Please rewrite the data from its first line through the line containing "x-tick-label: 15 — [1308, 633, 1326, 650]", changing "bankruptcy rate" to "default rate" and leaving everything else unchanged. Give only those lines.
*-*-*
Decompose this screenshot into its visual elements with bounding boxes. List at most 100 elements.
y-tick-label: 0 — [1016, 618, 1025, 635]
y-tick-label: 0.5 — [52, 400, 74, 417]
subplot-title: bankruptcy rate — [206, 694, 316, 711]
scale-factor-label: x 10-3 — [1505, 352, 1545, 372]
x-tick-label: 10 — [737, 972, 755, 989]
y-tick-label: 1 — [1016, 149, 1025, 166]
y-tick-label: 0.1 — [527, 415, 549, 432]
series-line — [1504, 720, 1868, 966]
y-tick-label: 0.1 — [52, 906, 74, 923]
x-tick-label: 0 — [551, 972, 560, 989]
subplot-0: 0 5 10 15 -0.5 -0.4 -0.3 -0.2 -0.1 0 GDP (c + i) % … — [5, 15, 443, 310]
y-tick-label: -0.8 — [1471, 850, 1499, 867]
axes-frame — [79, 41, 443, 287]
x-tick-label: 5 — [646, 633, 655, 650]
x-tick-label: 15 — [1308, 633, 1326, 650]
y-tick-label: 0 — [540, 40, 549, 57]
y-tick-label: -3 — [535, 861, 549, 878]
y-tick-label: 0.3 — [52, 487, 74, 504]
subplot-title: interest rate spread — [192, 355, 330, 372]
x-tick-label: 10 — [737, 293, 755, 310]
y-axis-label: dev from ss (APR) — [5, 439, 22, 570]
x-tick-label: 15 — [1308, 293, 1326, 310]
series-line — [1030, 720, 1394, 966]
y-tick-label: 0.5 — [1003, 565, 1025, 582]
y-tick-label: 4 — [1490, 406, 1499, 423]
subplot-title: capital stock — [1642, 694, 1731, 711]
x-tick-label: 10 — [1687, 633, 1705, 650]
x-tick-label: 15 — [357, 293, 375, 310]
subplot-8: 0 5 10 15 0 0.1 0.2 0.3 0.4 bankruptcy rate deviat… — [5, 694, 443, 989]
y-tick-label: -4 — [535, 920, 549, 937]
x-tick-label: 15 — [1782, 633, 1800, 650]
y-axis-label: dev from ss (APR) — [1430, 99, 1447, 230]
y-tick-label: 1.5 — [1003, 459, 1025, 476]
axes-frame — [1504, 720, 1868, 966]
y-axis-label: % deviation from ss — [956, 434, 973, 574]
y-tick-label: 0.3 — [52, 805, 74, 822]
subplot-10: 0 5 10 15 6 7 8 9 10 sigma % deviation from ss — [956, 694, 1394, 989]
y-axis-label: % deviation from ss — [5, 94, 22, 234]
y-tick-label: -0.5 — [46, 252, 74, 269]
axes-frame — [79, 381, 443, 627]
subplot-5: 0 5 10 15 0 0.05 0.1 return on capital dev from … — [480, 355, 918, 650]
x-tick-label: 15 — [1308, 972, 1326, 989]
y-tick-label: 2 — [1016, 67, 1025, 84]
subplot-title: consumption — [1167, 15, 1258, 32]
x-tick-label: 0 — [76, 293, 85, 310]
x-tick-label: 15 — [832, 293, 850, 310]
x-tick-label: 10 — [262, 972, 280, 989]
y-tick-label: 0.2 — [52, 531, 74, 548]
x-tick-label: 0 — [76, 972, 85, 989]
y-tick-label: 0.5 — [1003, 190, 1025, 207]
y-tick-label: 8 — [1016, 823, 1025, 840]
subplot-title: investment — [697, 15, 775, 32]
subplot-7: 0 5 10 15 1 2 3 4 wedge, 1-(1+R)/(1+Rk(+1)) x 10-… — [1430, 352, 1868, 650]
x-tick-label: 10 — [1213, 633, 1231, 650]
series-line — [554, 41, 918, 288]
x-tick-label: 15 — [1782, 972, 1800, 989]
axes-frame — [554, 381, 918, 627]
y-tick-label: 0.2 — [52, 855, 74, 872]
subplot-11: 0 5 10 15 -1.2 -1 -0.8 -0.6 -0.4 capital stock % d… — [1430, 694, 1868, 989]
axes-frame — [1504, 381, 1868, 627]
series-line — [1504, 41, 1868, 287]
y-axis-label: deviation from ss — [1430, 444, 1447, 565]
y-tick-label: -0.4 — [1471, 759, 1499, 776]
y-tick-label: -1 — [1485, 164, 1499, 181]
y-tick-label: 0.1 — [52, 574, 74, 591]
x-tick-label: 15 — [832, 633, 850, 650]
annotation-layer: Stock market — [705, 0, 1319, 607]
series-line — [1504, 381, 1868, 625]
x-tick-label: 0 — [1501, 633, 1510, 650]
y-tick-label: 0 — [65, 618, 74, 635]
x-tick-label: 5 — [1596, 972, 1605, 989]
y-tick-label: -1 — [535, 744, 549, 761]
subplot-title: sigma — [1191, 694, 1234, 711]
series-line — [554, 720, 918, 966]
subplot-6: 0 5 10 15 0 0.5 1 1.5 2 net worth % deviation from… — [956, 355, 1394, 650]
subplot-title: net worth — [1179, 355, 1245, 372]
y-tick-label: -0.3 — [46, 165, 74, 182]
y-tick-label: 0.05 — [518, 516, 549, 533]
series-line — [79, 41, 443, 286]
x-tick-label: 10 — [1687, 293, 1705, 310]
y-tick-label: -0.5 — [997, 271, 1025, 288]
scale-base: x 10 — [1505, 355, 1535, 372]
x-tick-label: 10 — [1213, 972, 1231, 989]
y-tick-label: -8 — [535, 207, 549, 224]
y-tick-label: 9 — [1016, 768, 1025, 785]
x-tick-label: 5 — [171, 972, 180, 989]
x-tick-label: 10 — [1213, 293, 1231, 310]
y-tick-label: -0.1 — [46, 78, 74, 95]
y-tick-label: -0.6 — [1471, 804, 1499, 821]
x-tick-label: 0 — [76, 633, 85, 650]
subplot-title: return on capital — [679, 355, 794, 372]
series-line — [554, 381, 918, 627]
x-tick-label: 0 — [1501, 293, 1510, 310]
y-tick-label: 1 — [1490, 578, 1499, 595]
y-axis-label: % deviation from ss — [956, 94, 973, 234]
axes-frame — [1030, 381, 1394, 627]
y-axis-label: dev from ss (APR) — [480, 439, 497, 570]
*-*-*
## Result of this exercise:
Decompose this screenshot into its visual elements with bounding boxes. List at most 100 elements.
y-tick-label: 0 — [1016, 618, 1025, 635]
y-tick-label: 0.5 — [52, 400, 74, 417]
subplot-title: default rate — [206, 694, 316, 711]
scale-factor-label: x 10-3 — [1505, 352, 1545, 372]
x-tick-label: 10 — [737, 972, 755, 989]
y-tick-label: 1 — [1016, 149, 1025, 166]
y-tick-label: 0.1 — [527, 415, 549, 432]
series-line — [1504, 720, 1868, 966]
y-tick-label: 0.1 — [52, 906, 74, 923]
x-tick-label: 0 — [551, 972, 560, 989]
subplot-0: 0 5 10 15 -0.5 -0.4 -0.3 -0.2 -0.1 0 GDP (c + i) % … — [5, 15, 443, 310]
y-tick-label: -0.8 — [1471, 850, 1499, 867]
axes-frame — [79, 41, 443, 287]
x-tick-label: 5 — [646, 633, 655, 650]
x-tick-label: 15 — [1308, 633, 1326, 650]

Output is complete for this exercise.